Given exercise: Reproduce every line of the records below verbatim, leaving out the pictures.

Data records:
═══
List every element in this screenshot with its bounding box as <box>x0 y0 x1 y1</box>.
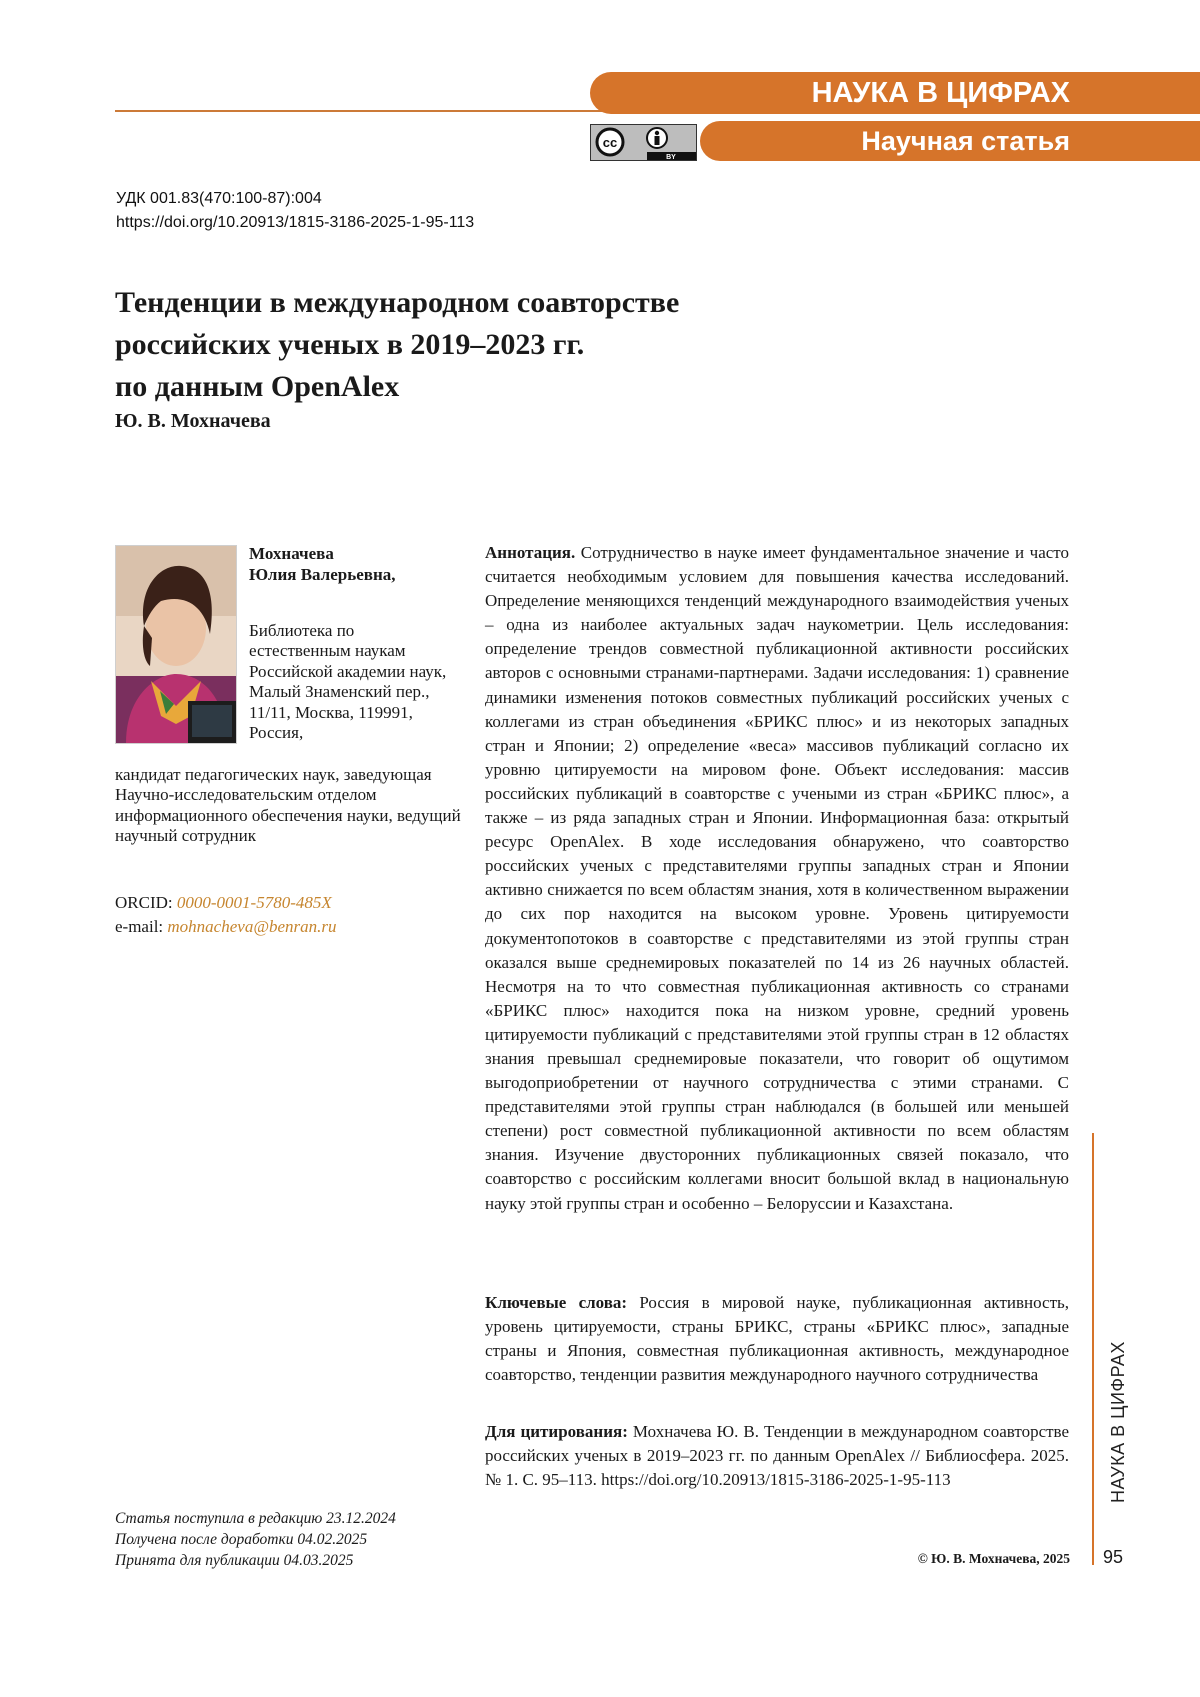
title-line-1: Тенденции в международном соавторстве <box>115 282 755 324</box>
orcid-label: ORCID: <box>115 893 173 912</box>
page-number: 95 <box>1103 1547 1123 1568</box>
title-line-3: по данным OpenAlex <box>115 366 755 408</box>
submission-dates <box>115 1508 475 1571</box>
header-rule <box>115 110 635 112</box>
keywords-label: Ключевые слова: <box>485 1293 627 1312</box>
author-full-name <box>249 543 459 585</box>
abstract-label: Аннотация. <box>485 543 575 562</box>
keywords-text: Россия в мировой науке, публикационная активность, уровень цитируемости, страны БРИКС, страны «БРИКС плюс», западные страны и Япония, совместная публикационная активность, международное соавторство, тенденции развития международного научного сотрудничества <box>485 1293 1069 1384</box>
date-revised: Получена после доработки 04.02.2025 <box>115 1529 475 1550</box>
doi-link[interactable]: https://doi.org/10.20913/1815-3186-2025-1-95-113 <box>116 214 474 232</box>
by-text: BY <box>666 154 676 160</box>
article-title <box>115 282 755 408</box>
side-rule <box>1092 1133 1094 1565</box>
cc-text: cc <box>603 135 617 150</box>
date-accepted: Принята для публикации 04.03.2025 <box>115 1550 475 1571</box>
article-type: Научная статья <box>740 121 1070 161</box>
author-orcid <box>115 891 332 915</box>
title-line-2: российских ученых в 2019–2023 гг. <box>115 324 755 366</box>
cc-by-icon <box>591 125 696 160</box>
citation <box>485 1420 1069 1492</box>
cc-by-license-badge[interactable] <box>590 124 697 161</box>
keywords <box>485 1291 1069 1387</box>
author-given-name: Юлия Валерьевна, <box>249 564 459 585</box>
author-photo <box>115 545 237 744</box>
side-section-label: НАУКА В ЦИФРАХ <box>1108 1341 1129 1503</box>
author-position: кандидат педагогических наук, заведующая Научно-исследовательским отделом информационного обеспечения науки, ведущий научный сотрудник <box>115 765 475 847</box>
citation-label: Для цитирования: <box>485 1422 628 1441</box>
email-label: e-mail: <box>115 917 163 936</box>
citation-text: Мохначева Ю. В. Тенденции в международном соавторстве российских ученых в 2019–2023 гг. по данным OpenAlex // Библиосфера. 2025. № 1. С. 95–113. https://doi.org/10.20913/1815-3186-2025-1-95-113 <box>485 1422 1069 1489</box>
abstract <box>485 541 1069 1216</box>
email-link[interactable]: mohnacheva@benran.ru <box>167 917 336 936</box>
date-received: Статья поступила в редакцию 23.12.2024 <box>115 1508 475 1529</box>
author-byline: Ю. В. Мохначева <box>115 410 271 433</box>
author-email <box>115 915 337 939</box>
author-surname: Мохначева <box>249 543 459 564</box>
copyright: © Ю. В. Мохначева, 2025 <box>880 1551 1070 1567</box>
udk-code: УДК 001.83(470:100-87):004 <box>116 190 322 208</box>
abstract-text: Сотрудничество в науке имеет фундаментальное значение и часто считается необходимым условием для повышения качества исследований. Определение меняющихся тенденций международного взаимодействия ученых – одна из наиболее актуальных задач наукометрии. Цель исследования: определение трендов совместной публикационной активности российских авторов с основными странами-партнерами. Задачи исследования: 1) сравнение динамики изменения потоков совместных публикаций российских ученых с коллегами из стран объединения «БРИКС плюс» и из некоторых западных стран и Японии; 2) определение «веса» массивов публикаций согласно их уровню цитируемости на мировом фоне. Объект исследования: массив российских публикаций в соавторстве с учеными из стран «БРИКС плюс», а также – из ряда западных стран и Японии. Информационная база: открытый ресурс OpenAlex. В ходе исследования обнаружено, что соавторство российских ученых с представителями группы западных стран и Японии активно снижается по всем областям знания, хотя в количественном выражении до сих пор находится на высоком уровне. Уровень цитируемости документопотоков в соавторстве с представителями из этой группы стран оказался выше среднемировых показателей по 14 из 26 научных областей. Несмотря на то что совместная публикационная активность со странами «БРИКС плюс» находится пока на низком уровне, средний уровень цитируемости публикаций с представителями этой группы стран в 12 областях знания превышал среднемировые показатели, что говорит об ощутимом выгодоприобретении от научного сотрудничества с этими странами. С представителями этой группы стран наблюдался (в большей или меньшей степени) рост совместной публикационной активности по всем областям знания. Изучение двусторонних публикационных связей показало, что соавторство с российским коллегами вносит большой вклад в национальную науку этой группы стран и особенно – Белоруссии и Казахстана. <box>485 543 1069 1213</box>
author-affiliation: Библиотека по естественным наукам Российской академии наук, Малый Знаменский пер., 11/11, Москва, 119991, Россия, <box>249 621 449 743</box>
orcid-link[interactable]: 0000-0001-5780-485X <box>177 893 332 912</box>
section-title: НАУКА В ЦИФРАХ <box>620 72 1070 114</box>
═══
Complete answer:
List every element in this screenshot with its bounding box as <box>x0 y0 x1 y1</box>.
title-line-1: Тенденции в международном соавторстве <box>115 282 755 324</box>
orcid-label: ORCID: <box>115 893 173 912</box>
page-number: 95 <box>1103 1547 1123 1568</box>
title-line-3: по данным OpenAlex <box>115 366 755 408</box>
submission-dates <box>115 1508 475 1571</box>
header-rule <box>115 110 635 112</box>
keywords-label: Ключевые слова: <box>485 1293 627 1312</box>
author-full-name <box>249 543 459 585</box>
abstract-label: Аннотация. <box>485 543 575 562</box>
keywords-text: Россия в мировой науке, публикационная активность, уровень цитируемости, страны БРИКС, страны «БРИКС плюс», западные страны и Япония, совместная публикационная активность, международное соавторство, тенденции развития международного научного сотрудничества <box>485 1293 1069 1384</box>
date-revised: Получена после доработки 04.02.2025 <box>115 1529 475 1550</box>
doi-link[interactable]: https://doi.org/10.20913/1815-3186-2025-1-95-113 <box>116 214 474 232</box>
by-text: BY <box>666 154 676 160</box>
article-title <box>115 282 755 408</box>
side-rule <box>1092 1133 1094 1565</box>
cc-text: cc <box>603 135 617 150</box>
date-accepted: Принята для публикации 04.03.2025 <box>115 1550 475 1571</box>
article-type: Научная статья <box>740 121 1070 161</box>
author-orcid <box>115 891 332 915</box>
title-line-2: российских ученых в 2019–2023 гг. <box>115 324 755 366</box>
cc-by-icon <box>591 125 696 160</box>
citation <box>485 1420 1069 1492</box>
cc-by-license-badge[interactable] <box>590 124 697 161</box>
keywords <box>485 1291 1069 1387</box>
author-given-name: Юлия Валерьевна, <box>249 564 459 585</box>
author-photo <box>115 545 237 744</box>
side-section-label: НАУКА В ЦИФРАХ <box>1108 1341 1129 1503</box>
author-position: кандидат педагогических наук, заведующая Научно-исследовательским отделом информационного обеспечения науки, ведущий научный сотрудник <box>115 765 475 847</box>
citation-label: Для цитирования: <box>485 1422 628 1441</box>
email-label: e-mail: <box>115 917 163 936</box>
citation-text: Мохначева Ю. В. Тенденции в международном соавторстве российских ученых в 2019–2023 гг. по данным OpenAlex // Библиосфера. 2025. № 1. С. 95–113. https://doi.org/10.20913/1815-3186-2025-1-95-113 <box>485 1422 1069 1489</box>
abstract <box>485 541 1069 1216</box>
email-link[interactable]: mohnacheva@benran.ru <box>167 917 336 936</box>
date-received: Статья поступила в редакцию 23.12.2024 <box>115 1508 475 1529</box>
author-byline: Ю. В. Мохначева <box>115 410 271 433</box>
author-email <box>115 915 337 939</box>
author-surname: Мохначева <box>249 543 459 564</box>
copyright: © Ю. В. Мохначева, 2025 <box>880 1551 1070 1567</box>
udk-code: УДК 001.83(470:100-87):004 <box>116 190 322 208</box>
abstract-text: Сотрудничество в науке имеет фундаментальное значение и часто считается необходимым условием для повышения качества исследований. Определение меняющихся тенденций международного взаимодействия ученых – одна из наиболее актуальных задач наукометрии. Цель исследования: определение трендов совместной публикационной активности российских авторов с основными странами-партнерами. Задачи исследования: 1) сравнение динамики изменения потоков совместных публикаций российских ученых с коллегами из стран объединения «БРИКС плюс» и из некоторых западных стран и Японии; 2) определение «веса» массивов публикаций согласно их уровню цитируемости на мировом фоне. Объект исследования: массив российских публикаций в соавторстве с учеными из стран «БРИКС плюс», а также – из ряда западных стран и Японии. Информационная база: открытый ресурс OpenAlex. В ходе исследования обнаружено, что соавторство российских ученых с представителями группы западных стран и Японии активно снижается по всем областям знания, хотя в количественном выражении до сих пор находится на высоком уровне. Уровень цитируемости документопотоков в соавторстве с представителями из этой группы стран оказался выше среднемировых показателей по 14 из 26 научных областей. Несмотря на то что совместная публикационная активность со странами «БРИКС плюс» находится пока на низком уровне, средний уровень цитируемости публикаций с представителями этой группы стран в 12 областях знания превышал среднемировые показатели, что говорит об ощутимом выгодоприобретении от научного сотрудничества с этими странами. С представителями этой группы стран наблюдался (в большей или меньшей степени) рост совместной публикационной активности по всем областям знания. Изучение двусторонних публикационных связей показало, что соавторство с российским коллегами вносит большой вклад в национальную науку этой группы стран и особенно – Белоруссии и Казахстана. <box>485 543 1069 1213</box>
author-affiliation: Библиотека по естественным наукам Российской академии наук, Малый Знаменский пер., 11/11, Москва, 119991, Россия, <box>249 621 449 743</box>
orcid-link[interactable]: 0000-0001-5780-485X <box>177 893 332 912</box>
section-title: НАУКА В ЦИФРАХ <box>620 72 1070 114</box>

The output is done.